### [WHAT YOU NEED TO DO]
Each entry should be quoted word for word, including every mark of punctuation.

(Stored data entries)
start
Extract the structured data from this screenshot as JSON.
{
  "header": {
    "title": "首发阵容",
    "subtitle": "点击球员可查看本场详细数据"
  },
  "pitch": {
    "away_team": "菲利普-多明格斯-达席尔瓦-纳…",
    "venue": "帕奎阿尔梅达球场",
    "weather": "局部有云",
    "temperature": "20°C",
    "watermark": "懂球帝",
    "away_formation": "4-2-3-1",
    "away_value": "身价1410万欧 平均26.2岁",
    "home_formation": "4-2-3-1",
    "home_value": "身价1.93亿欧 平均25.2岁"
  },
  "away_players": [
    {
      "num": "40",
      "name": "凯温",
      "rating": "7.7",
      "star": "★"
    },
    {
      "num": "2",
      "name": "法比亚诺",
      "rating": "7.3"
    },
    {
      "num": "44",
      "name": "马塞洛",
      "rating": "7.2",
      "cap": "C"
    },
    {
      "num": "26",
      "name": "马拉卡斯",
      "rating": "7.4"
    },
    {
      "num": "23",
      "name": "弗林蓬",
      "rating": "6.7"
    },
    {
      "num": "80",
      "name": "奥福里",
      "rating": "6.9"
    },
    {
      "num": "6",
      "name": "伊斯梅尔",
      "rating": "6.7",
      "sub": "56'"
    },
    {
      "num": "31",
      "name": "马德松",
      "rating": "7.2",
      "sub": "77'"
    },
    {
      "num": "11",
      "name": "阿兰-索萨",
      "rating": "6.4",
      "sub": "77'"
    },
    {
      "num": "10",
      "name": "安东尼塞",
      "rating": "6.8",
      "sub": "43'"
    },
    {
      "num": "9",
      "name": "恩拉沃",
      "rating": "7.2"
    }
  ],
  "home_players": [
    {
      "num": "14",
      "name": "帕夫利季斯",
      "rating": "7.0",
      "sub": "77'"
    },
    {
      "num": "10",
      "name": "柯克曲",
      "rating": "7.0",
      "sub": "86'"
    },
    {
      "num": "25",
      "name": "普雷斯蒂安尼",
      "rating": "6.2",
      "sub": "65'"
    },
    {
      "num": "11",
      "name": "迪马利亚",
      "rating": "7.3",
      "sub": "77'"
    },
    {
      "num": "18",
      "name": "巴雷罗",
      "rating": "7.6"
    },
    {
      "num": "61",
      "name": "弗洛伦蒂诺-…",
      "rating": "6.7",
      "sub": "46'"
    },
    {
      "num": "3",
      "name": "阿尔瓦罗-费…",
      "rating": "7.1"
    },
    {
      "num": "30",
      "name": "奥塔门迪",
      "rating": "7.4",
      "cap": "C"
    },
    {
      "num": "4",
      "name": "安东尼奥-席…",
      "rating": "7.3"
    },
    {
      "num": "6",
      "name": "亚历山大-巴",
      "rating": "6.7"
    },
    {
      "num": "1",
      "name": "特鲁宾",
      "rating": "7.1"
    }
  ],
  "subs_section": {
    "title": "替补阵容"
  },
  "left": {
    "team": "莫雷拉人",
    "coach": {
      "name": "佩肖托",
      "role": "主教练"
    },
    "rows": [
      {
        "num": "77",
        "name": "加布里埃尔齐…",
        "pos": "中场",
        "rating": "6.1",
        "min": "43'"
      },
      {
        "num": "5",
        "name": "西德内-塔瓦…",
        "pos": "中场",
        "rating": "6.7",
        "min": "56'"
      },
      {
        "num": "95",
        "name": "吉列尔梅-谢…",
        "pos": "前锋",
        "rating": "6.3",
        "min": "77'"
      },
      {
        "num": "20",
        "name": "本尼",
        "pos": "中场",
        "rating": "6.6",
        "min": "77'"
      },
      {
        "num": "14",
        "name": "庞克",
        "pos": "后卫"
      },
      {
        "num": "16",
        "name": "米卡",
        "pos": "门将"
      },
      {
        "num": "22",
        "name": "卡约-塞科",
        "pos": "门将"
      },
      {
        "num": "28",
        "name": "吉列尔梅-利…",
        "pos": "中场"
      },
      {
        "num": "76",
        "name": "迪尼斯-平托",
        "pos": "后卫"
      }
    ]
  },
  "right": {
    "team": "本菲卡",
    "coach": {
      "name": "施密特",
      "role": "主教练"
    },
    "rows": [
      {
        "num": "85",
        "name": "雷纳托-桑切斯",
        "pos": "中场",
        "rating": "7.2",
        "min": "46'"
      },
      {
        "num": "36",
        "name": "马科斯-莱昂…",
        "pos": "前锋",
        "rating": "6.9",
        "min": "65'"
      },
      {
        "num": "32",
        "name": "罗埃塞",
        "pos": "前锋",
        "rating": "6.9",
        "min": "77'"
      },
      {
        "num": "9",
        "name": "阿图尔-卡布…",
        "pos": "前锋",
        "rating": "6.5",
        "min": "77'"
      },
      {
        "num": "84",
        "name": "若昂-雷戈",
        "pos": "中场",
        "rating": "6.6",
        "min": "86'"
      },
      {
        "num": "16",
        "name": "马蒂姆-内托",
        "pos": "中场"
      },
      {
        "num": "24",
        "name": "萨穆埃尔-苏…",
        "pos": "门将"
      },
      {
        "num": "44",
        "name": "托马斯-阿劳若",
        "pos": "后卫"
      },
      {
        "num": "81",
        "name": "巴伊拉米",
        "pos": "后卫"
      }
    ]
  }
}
end
### [FULL RESPONSE]
Extract the structured data from this screenshot as JSON.
{
  "header": {
    "title": "首发阵容",
    "subtitle": "点击球员可查看本场详细数据"
  },
  "pitch": {
    "away_team": "菲利普-多明格斯-达席尔瓦-纳…",
    "venue": "帕奎阿尔梅达球场",
    "weather": "局部有云",
    "temperature": "20°C",
    "watermark": "懂球帝",
    "away_formation": "4-2-3-1",
    "away_value": "身价1410万欧 平均26.2岁",
    "home_formation": "4-2-3-1",
    "home_value": "身价1.93亿欧 平均25.2岁"
  },
  "away_players": [
    {
      "num": "40",
      "name": "凯温",
      "rating": "7.7",
      "star": "★"
    },
    {
      "num": "2",
      "name": "法比亚诺",
      "rating": "7.3"
    },
    {
      "num": "44",
      "name": "马塞洛",
      "rating": "7.2",
      "cap": "C"
    },
    {
      "num": "26",
      "name": "马拉卡斯",
      "rating": "7.4"
    },
    {
      "num": "23",
      "name": "弗林蓬",
      "rating": "6.7"
    },
    {
      "num": "80",
      "name": "奥福里",
      "rating": "6.9"
    },
    {
      "num": "6",
      "name": "伊斯梅尔",
      "rating": "6.7",
      "sub": "56'"
    },
    {
      "num": "31",
      "name": "马德松",
      "rating": "7.2",
      "sub": "77'"
    },
    {
      "num": "11",
      "name": "阿兰-索萨",
      "rating": "6.4",
      "sub": "77'"
    },
    {
      "num": "10",
      "name": "安东尼塞",
      "rating": "6.8",
      "sub": "43'"
    },
    {
      "num": "9",
      "name": "恩拉沃",
      "rating": "7.2"
    }
  ],
  "home_players": [
    {
      "num": "14",
      "name": "帕夫利季斯",
      "rating": "7.0",
      "sub": "77'"
    },
    {
      "num": "10",
      "name": "柯克曲",
      "rating": "7.0",
      "sub": "86'"
    },
    {
      "num": "25",
      "name": "普雷斯蒂安尼",
      "rating": "6.2",
      "sub": "65'"
    },
    {
      "num": "11",
      "name": "迪马利亚",
      "rating": "7.3",
      "sub": "77'"
    },
    {
      "num": "18",
      "name": "巴雷罗",
      "rating": "7.6"
    },
    {
      "num": "61",
      "name": "弗洛伦蒂诺-…",
      "rating": "6.7",
      "sub": "46'"
    },
    {
      "num": "3",
      "name": "阿尔瓦罗-费…",
      "rating": "7.1"
    },
    {
      "num": "30",
      "name": "奥塔门迪",
      "rating": "7.4",
      "cap": "C"
    },
    {
      "num": "4",
      "name": "安东尼奥-席…",
      "rating": "7.3"
    },
    {
      "num": "6",
      "name": "亚历山大-巴",
      "rating": "6.7"
    },
    {
      "num": "1",
      "name": "特鲁宾",
      "rating": "7.1"
    }
  ],
  "subs_section": {
    "title": "替补阵容"
  },
  "left": {
    "team": "莫雷拉人",
    "coach": {
      "name": "佩肖托",
      "role": "主教练"
    },
    "rows": [
      {
        "num": "77",
        "name": "加布里埃尔齐…",
        "pos": "中场",
        "rating": "6.1",
        "min": "43'"
      },
      {
        "num": "5",
        "name": "西德内-塔瓦…",
        "pos": "中场",
        "rating": "6.7",
        "min": "56'"
      },
      {
        "num": "95",
        "name": "吉列尔梅-谢…",
        "pos": "前锋",
        "rating": "6.3",
        "min": "77'"
      },
      {
        "num": "20",
        "name": "本尼",
        "pos": "中场",
        "rating": "6.6",
        "min": "77'"
      },
      {
        "num": "14",
        "name": "庞克",
        "pos": "后卫"
      },
      {
        "num": "16",
        "name": "米卡",
        "pos": "门将"
      },
      {
        "num": "22",
        "name": "卡约-塞科",
        "pos": "门将"
      },
      {
        "num": "28",
        "name": "吉列尔梅-利…",
        "pos": "中场"
      },
      {
        "num": "76",
        "name": "迪尼斯-平托",
        "pos": "后卫"
      }
    ]
  },
  "right": {
    "team": "本菲卡",
    "coach": {
      "name": "施密特",
      "role": "主教练"
    },
    "rows": [
      {
        "num": "85",
        "name": "雷纳托-桑切斯",
        "pos": "中场",
        "rating": "7.2",
        "min": "46'"
      },
      {
        "num": "36",
        "name": "马科斯-莱昂…",
        "pos": "前锋",
        "rating": "6.9",
        "min": "65'"
      },
      {
        "num": "32",
        "name": "罗埃塞",
        "pos": "前锋",
        "rating": "6.9",
        "min": "77'"
      },
      {
        "num": "9",
        "name": "阿图尔-卡布…",
        "pos": "前锋",
        "rating": "6.5",
        "min": "77'"
      },
      {
        "num": "84",
        "name": "若昂-雷戈",
        "pos": "中场",
        "rating": "6.6",
        "min": "86'"
      },
      {
        "num": "16",
        "name": "马蒂姆-内托",
        "pos": "中场"
      },
      {
        "num": "24",
        "name": "萨穆埃尔-苏…",
        "pos": "门将"
      },
      {
        "num": "44",
        "name": "托马斯-阿劳若",
        "pos": "后卫"
      },
      {
        "num": "81",
        "name": "巴伊拉米",
        "pos": "后卫"
      }
    ]
  }
}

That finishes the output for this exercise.